DOCUMENT PASSAGE →
Additions to the Summary Report.

10:30 a.m.

Data Quality Auditors (looking for LEA input) – John Brandt

  • Two data auditors/analysts will work with LEAs to improve the quality of data flowing between the LEAs and the USOE.
  • Help review Clearinghouse reports and work with LEAs to correct high-priority errors.
  • Review LEAs’ state data submission procedures.
  • Focus will be helping to ensure the submitted data accurately represents the LEA
  • Roles and operating procedures yet to be defined
  • The USOE welcomes suggestions in regards to this initiative

For example, the course “Citizenship & Attendance” was reported by some LEA s instead of using the course “Grade 1” or “Grade 2”, …

If a school has a combined course, like “Grades 4-5 Combined”, Data Auditors will help us identify them and appropriately report them until the new “class identifier” data element is implemented. 

10:45 a.m.

CRT Test Processing - Sharon Marsh

  • Go over the new website and error correction screens so that the districts will have the opportunity to see them before we get busy with reports and corrections.

More Accurate Reporting of Course Codes on All-students files 

  • Students and classes are too often incorrectly identified by course codes when they are registered and subsequently reported to the USOE in pre-print, all-students and clearinghouse files. Many times LEA IT procedures are used to set these codes up for the elementary classes, which are where we had significant problems during CBT testing this past school year.
  • Assessment and Computer Services are making a concerted effort to communicate the need to include all data items, student attributes in particular, on all all-student files begin with the 2008 Iowa tests. All standardized tests will be affected including: CRT, UBSCT, DWA, Iowa (low income not available for Iowa), and UALPA. It was also decided that the all-student file validation program be modified to generate a errors if any of these values in the all-student file are invalid.

No updates/resubmissions after July 15, 2009.

Conclusions/Follow-up:

It needed to be emphasized that some of the data elements, like SSID, in the CBT electronic answer records also have to be checked and sometimes corrected via this process. Contract to the expressed plan of beginning accounts LEA user needs to be called and given a different initial password. It is too insecure to have a standard logon ID structure and then default everyone to the same initial password, ever if that password has to be changed at first logon. 

11:15 a.m.

New Race/Ethnicity Data Collections - John Brandt

Beginning with the 2010-2011 school year (specifically, the October 2010 Data Clearinghouse upload), each school is required by federal regulation (Federal Register, 19 October 2007, pp. 59266-59279) to record and report to the Utah State Office of Education (USOE) an ethnicity and at least one race for each student. The implication is that your SIS must be able to support the collection, storage and reporting via the Clearinghouse of multiple indicators of race/ethnicity for each student.

DATASET RECORDS →
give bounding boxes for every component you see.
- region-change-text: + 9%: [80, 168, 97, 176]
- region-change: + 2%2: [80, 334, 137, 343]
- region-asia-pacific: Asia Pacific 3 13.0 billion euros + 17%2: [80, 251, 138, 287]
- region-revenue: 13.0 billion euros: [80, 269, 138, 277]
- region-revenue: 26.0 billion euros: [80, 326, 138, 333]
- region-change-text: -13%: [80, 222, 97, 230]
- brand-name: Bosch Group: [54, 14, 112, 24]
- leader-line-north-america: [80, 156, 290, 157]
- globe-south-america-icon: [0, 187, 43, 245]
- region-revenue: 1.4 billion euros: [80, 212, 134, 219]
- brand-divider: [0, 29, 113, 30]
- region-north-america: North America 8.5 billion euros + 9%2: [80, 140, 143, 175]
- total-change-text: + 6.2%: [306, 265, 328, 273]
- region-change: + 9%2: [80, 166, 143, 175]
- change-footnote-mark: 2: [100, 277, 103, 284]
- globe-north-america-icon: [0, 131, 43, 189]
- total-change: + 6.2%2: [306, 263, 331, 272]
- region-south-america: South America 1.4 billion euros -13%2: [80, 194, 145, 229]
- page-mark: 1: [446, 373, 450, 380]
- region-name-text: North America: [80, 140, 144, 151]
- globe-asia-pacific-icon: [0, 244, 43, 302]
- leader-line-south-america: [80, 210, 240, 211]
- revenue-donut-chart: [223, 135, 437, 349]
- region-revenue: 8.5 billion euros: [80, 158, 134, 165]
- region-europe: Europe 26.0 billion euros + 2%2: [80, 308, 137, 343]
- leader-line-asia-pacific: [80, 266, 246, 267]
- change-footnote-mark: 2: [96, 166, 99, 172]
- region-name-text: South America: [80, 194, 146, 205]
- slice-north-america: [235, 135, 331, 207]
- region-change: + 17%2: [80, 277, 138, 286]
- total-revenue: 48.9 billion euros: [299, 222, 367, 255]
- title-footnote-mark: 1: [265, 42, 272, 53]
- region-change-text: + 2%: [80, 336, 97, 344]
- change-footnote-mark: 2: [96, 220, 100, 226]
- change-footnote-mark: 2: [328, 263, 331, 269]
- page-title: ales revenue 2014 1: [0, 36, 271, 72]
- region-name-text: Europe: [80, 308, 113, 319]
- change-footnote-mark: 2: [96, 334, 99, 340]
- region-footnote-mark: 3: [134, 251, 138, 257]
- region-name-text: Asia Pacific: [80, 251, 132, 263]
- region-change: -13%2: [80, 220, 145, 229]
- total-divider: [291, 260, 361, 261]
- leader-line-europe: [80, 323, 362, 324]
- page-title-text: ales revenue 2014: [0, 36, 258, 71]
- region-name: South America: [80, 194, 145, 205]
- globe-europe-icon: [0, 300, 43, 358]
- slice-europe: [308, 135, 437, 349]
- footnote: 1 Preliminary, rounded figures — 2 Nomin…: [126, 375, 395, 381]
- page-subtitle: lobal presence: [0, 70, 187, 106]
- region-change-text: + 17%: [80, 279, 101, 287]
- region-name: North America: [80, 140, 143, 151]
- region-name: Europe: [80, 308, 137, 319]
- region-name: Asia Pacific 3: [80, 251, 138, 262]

PROBLEM 1 →
Convert the listing, starting at its first line and ending at the line containing "- total-revenue: 48.9", into a JSON list of strings with one string per line and no blank lines.
PROBLEM 2 →
Carry on the meeting notes on state education data from where they stop.

FINAL RESULT 1 →
[
  "give bounding boxes for every component you see.",
  "- region-change-text: + 9%: [80, 168, 97, 176]",
  "- region-change: + 2%2: [80, 334, 137, 343]",
  "- region-asia-pacific: Asia Pacific 3 13.0 billion euros + 17%2: [80, 251, 138, 287]",
  "- region-revenue: 13.0 billion euros: [80, 269, 138, 277]",
  "- region-revenue: 26.0 billion euros: [80, 326, 138, 333]",
  "- region-change-text: -13%: [80, 222, 97, 230]",
  "- brand-name: Bosch Group: [54, 14, 112, 24]",
  "- leader-line-north-america: [80, 156, 290, 157]",
  "- globe-south-america-icon: [0, 187, 43, 245]",
  "- region-revenue: 1.4 billion euros: [80, 212, 134, 219]",
  "- brand-divider: [0, 29, 113, 30]",
  "- region-north-america: North America 8.5 billion euros + 9%2: [80, 140, 143, 175]",
  "- total-change-text: + 6.2%: [306, 265, 328, 273]",
  "- region-change: + 9%2: [80, 166, 143, 175]",
  "- change-footnote-mark: 2: [100, 277, 103, 284]",
  "- globe-north-america-icon: [0, 131, 43, 189]",
  "- total-change: + 6.2%2: [306, 263, 331, 272]",
  "- region-south-america: South America 1.4 billion euros -13%2: [80, 194, 145, 229]",
  "- page-mark: 1: [446, 373, 450, 380]",
  "- region-name-text: North America: [80, 140, 144, 151]",
  "- globe-asia-pacific-icon: [0, 244, 43, 302]",
  "- leader-line-south-america: [80, 210, 240, 211]",
  "- revenue-donut-chart: [223, 135, 437, 349]",
  "- region-revenue: 8.5 billion euros: [80, 158, 134, 165]",
  "- region-europe: Europe 26.0 billion euros + 2%2: [80, 308, 137, 343]",
  "- leader-line-asia-pacific: [80, 266, 246, 267]",
  "- change-footnote-mark: 2: [96, 166, 99, 172]",
  "- region-name-text: South America: [80, 194, 146, 205]",
  "- slice-north-america: [235, 135, 331, 207]",
  "- region-change: + 17%2: [80, 277, 138, 286]",
  "- total-revenue: 48.9 billion euros: [299, 222, 367, 255]"
]

FINAL RESULT 2 →
As guidance for LEAs in carrying out this new federal mandate, the USOE has adopted Managing an Identity Crisis: Forum Guide to Implementing the New Federal Race and Ethnicity Categories. The National Forum on Education Statistics is a cooperative of federal, state and local education agencies in which Utah actively participates.

Information about race and ethnicity must be requested in a specific order and with exact wording of categories and their definitions although the format may be tailored to the local registration process and student information system. (The USOE recommends only a small modification — the addition of the word “Tonga,” — to the definition of the “Native Hawaiian or Other Pacific Islander” race category.)

We draw your attention in particular to Chapter 4 of Managing an Identity Crisis, which, on page 27, includes a model for the presentation of the mandated two-part question. The same chapter also provides excellent advice on how to conduct “observer identification” in cases where data are missing.

This session will introduce the guidance and focus on obtaining data from students and reporting data to the USOE. Use of race/ethnicity as a disaggregation category for accountability reporting is a separate issue and will not be addressed at this time.

Related Issues

  • This new classification will also apply to professional and classified staff.
  • Students who do not self-report are determined by “rater”.
  • FYI: Texas is going to be implementing the new federal race/ethnicity categories next year, and have received information from districts that it will be difficult to collect both ethnicity and race from Hispanic parents, as most consider themselves only Hispanic and do not identify with any of the race categories. In fact, they don't want to indicate any race and feel strongly about this. (Additional information regarding the typical race from different countries has been provided, but this does not seem to be helping.)

Handling of New Race/Ethnicity Codes by the Clearinghouse

For the 2009-2010 Clearinghouse submissions there will be seven Boolean race/ethnicity fields (Hispanic, white, black, Asian, Pacific Islander, Native American, unknown) replacing the current one seven-code field. These fields will remain for 2010-2011 and later years with the exception unknown.

For 2009-2010 LEAs have the option of submitting according to the old rules or the new ones based on the “two questions” fed rules going into effect in 2010-2011. The old rules allow only one race/ethnicity to be entered for each student, the new rules allow Hispanic or not Hispanic to be “checked” as well as one or more of the other 5 race categories (white, black, Asian, Pacific Islander, Native American)

In the 2009-2010 this “transition rule” with be used for reporting in the mixed format environment:

If one race/ethnicity is reported Then

report that one race/ethnicity

Else

If any race/ethnicity is Hispanic Then

report Hispanic

Else report Unknown

Conclusions/Follow-up:

At the spring data conference There was a lot of discussion about the best time for the LEAs to make the transition. For 2009-2010 (where the old accountability rules still apply), LEA could begin to ask the two-part question and then first respond Hispanic or non-Hispanic and then possibly select just one, or two or more races from the group: white, black, Asian, Pacific Islander, and Native American. Alternatively, the LEAs could continue with the old one-part question and just pick one race from the seven only categories.

This situation would then change in 2010-2011 when these students would then be counted in a new multi-race subgroup for accountability reporting. Note there will be no multi-race code for reporting via the Clearinghouse by the LEAs. The multi-race code is only assigned to the student within the USOE Warehouse.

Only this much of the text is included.